> [SET PROBLEM]:
Take every line from the listing below that contains "name".

> [PROVIDED INFORMATION]:
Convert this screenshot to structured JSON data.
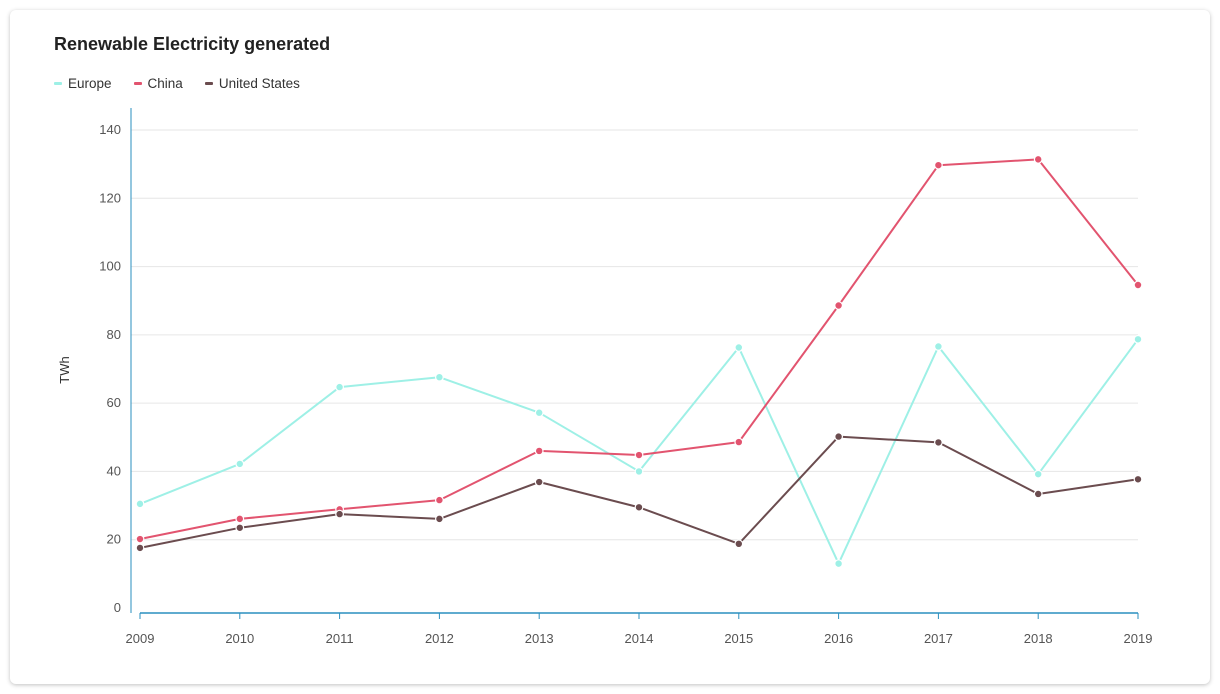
{
  "chart_data": {
    "type": "line",
    "title": "Renewable Electricity generated",
    "xlabel": "",
    "ylabel": "TWh",
    "x": [
      2009,
      2010,
      2011,
      2012,
      2013,
      2014,
      2015,
      2016,
      2017,
      2018,
      2019
    ],
    "ylim": [
      0,
      140
    ],
    "yticks": [
      0,
      20,
      40,
      60,
      80,
      100,
      120,
      140
    ],
    "grid": true,
    "legend_position": "top-left",
    "series": [
      {
        "name": "Europe",
        "color": "#9ef0e6",
        "values": [
          30.5,
          42.2,
          64.7,
          67.6,
          57.2,
          40.0,
          76.3,
          13.0,
          76.6,
          39.2,
          78.7
        ]
      },
      {
        "name": "China",
        "color": "#e2546f",
        "values": [
          20.2,
          26.1,
          28.9,
          31.6,
          46.0,
          44.8,
          48.6,
          88.6,
          129.7,
          131.4,
          94.6
        ]
      },
      {
        "name": "United States",
        "color": "#6b4c4f",
        "values": [
          17.6,
          23.5,
          27.5,
          26.1,
          36.9,
          29.5,
          18.8,
          50.2,
          48.5,
          33.4,
          37.7
        ]
      }
    ]
  },
  "colors": {
    "grid": "#e6e6e6",
    "axis": "#2a8fbf"
  }
}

> [OUTPUT]:
        "name": "Europe",
        "name": "China",
        "name": "United States",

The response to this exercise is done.